- [Entries provided]

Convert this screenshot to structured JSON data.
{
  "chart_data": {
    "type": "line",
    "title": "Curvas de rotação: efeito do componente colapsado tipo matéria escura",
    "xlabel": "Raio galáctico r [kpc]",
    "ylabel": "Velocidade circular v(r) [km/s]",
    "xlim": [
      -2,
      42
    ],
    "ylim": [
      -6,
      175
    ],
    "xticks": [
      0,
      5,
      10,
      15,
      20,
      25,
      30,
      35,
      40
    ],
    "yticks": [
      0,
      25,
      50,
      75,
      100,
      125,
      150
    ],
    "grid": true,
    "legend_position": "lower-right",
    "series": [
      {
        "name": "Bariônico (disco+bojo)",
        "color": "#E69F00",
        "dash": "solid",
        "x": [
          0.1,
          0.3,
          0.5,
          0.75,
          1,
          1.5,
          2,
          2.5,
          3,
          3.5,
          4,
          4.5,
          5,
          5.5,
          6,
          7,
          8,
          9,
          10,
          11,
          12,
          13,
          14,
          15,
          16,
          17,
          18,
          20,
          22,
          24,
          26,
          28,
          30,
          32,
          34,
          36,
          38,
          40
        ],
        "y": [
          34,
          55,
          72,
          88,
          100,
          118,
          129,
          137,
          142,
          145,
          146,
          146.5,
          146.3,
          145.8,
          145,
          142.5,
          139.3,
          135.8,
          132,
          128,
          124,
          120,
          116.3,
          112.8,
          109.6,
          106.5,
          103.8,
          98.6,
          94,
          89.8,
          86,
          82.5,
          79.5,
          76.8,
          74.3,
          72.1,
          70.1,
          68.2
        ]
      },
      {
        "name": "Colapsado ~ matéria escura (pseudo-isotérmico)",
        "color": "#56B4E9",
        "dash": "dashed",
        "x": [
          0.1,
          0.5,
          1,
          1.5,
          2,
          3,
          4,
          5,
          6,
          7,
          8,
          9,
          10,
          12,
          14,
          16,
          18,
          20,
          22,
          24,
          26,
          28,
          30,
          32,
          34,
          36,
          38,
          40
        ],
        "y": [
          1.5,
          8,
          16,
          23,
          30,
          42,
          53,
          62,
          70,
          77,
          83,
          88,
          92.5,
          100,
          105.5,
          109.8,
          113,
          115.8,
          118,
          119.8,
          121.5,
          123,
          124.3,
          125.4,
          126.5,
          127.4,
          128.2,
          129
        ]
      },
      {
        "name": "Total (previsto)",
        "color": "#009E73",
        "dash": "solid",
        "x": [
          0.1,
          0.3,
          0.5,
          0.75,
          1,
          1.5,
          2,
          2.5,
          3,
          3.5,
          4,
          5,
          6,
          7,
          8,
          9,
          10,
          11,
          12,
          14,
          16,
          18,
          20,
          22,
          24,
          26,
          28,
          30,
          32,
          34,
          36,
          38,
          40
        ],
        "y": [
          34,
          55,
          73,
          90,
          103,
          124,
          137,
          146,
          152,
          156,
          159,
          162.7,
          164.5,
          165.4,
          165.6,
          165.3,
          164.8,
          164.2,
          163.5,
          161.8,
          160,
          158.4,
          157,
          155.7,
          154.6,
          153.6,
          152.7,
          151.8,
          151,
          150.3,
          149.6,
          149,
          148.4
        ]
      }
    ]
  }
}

- [Your task] In the records above, how many lines include "matéria"? Give that number and nothing more.

- [Response to this task] 2